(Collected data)

——

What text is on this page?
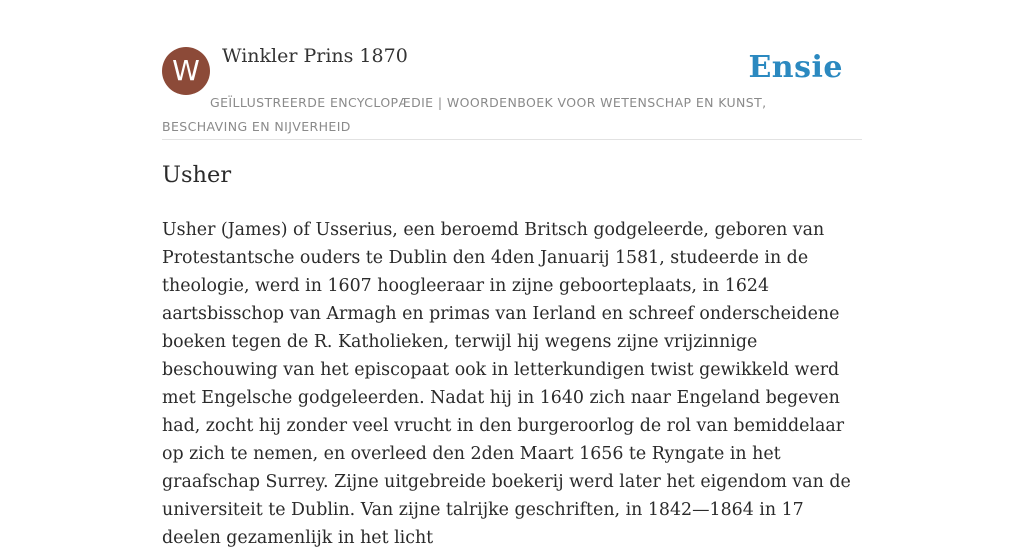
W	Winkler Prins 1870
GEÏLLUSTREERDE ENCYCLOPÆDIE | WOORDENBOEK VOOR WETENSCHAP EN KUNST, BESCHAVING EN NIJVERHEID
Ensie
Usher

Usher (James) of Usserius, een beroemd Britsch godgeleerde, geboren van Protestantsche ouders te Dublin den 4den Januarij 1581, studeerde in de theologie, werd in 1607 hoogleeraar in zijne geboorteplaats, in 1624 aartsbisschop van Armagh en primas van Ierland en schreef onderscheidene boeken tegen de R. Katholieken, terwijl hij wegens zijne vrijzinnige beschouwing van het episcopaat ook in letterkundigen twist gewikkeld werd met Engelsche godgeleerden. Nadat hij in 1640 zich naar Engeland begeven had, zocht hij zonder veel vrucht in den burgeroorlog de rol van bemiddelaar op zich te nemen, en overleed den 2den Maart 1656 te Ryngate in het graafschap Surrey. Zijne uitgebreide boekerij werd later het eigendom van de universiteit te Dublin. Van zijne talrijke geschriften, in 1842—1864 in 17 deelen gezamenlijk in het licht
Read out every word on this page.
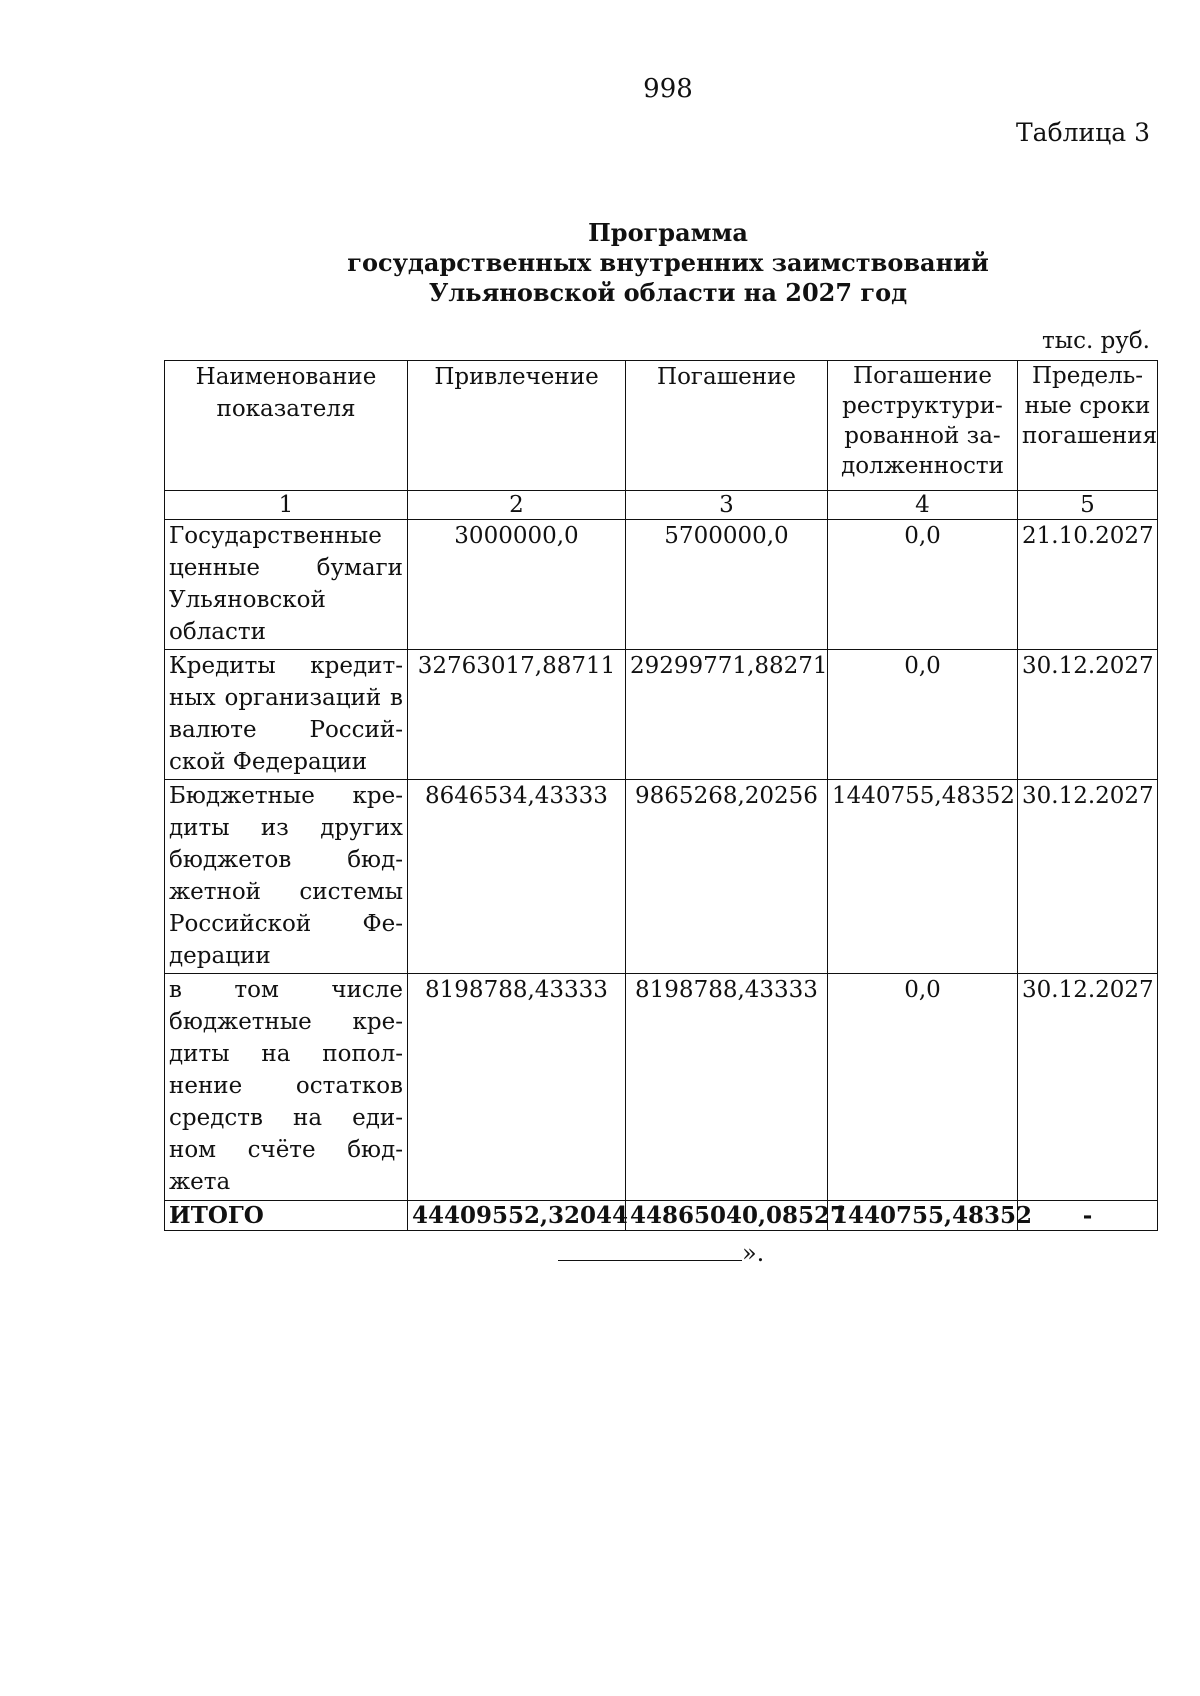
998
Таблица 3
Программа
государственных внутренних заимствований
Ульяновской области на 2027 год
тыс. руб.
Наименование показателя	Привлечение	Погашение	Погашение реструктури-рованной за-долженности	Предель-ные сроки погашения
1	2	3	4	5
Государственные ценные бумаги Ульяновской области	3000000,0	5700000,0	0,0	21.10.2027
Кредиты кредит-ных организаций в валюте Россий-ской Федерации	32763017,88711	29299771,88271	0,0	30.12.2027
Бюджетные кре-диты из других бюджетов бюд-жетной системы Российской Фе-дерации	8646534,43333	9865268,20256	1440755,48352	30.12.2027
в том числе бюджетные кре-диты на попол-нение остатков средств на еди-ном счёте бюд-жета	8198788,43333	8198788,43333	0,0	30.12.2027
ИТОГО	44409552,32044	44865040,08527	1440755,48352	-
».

——

- What is required: All of the records need repeating exactly, except for the pictures.

- The reply:
What text is on this page?
W	Winkler Prins 1870
GEÏLLUSTREERDE ENCYCLOPÆDIE | WOORDENBOEK VOOR WETENSCHAP EN KUNST, BESCHAVING EN NIJVERHEID
Ensie
Usher

Usher (James) of Usserius, een beroemd Britsch godgeleerde, geboren van Protestantsche ouders te Dublin den 4den Januarij 1581, studeerde in de theologie, werd in 1607 hoogleeraar in zijne geboorteplaats, in 1624 aartsbisschop van Armagh en primas van Ierland en schreef onderscheidene boeken tegen de R. Katholieken, terwijl hij wegens zijne vrijzinnige beschouwing van het episcopaat ook in letterkundigen twist gewikkeld werd met Engelsche godgeleerden. Nadat hij in 1640 zich naar Engeland begeven had, zocht hij zonder veel vrucht in den burgeroorlog de rol van bemiddelaar op zich te nemen, en overleed den 2den Maart 1656 te Ryngate in het graafschap Surrey. Zijne uitgebreide boekerij werd later het eigendom van de universiteit te Dublin. Van zijne talrijke geschriften, in 1842—1864 in 17 deelen gezamenlijk in het licht
Read out every word on this page.
998
Таблица 3
Программа
государственных внутренних заимствований
Ульяновской области на 2027 год
тыс. руб.
Наименование показателя	Привлечение	Погашение	Погашение реструктури-рованной за-долженности	Предель-ные сроки погашения
1	2	3	4	5
Государственные ценные бумаги Ульяновской области	3000000,0	5700000,0	0,0	21.10.2027
Кредиты кредит-ных организаций в валюте Россий-ской Федерации	32763017,88711	29299771,88271	0,0	30.12.2027
Бюджетные кре-диты из других бюджетов бюд-жетной системы Российской Фе-дерации	8646534,43333	9865268,20256	1440755,48352	30.12.2027
в том числе бюджетные кре-диты на попол-нение остатков средств на еди-ном счёте бюд-жета	8198788,43333	8198788,43333	0,0	30.12.2027
ИТОГО	44409552,32044	44865040,08527	1440755,48352	-
».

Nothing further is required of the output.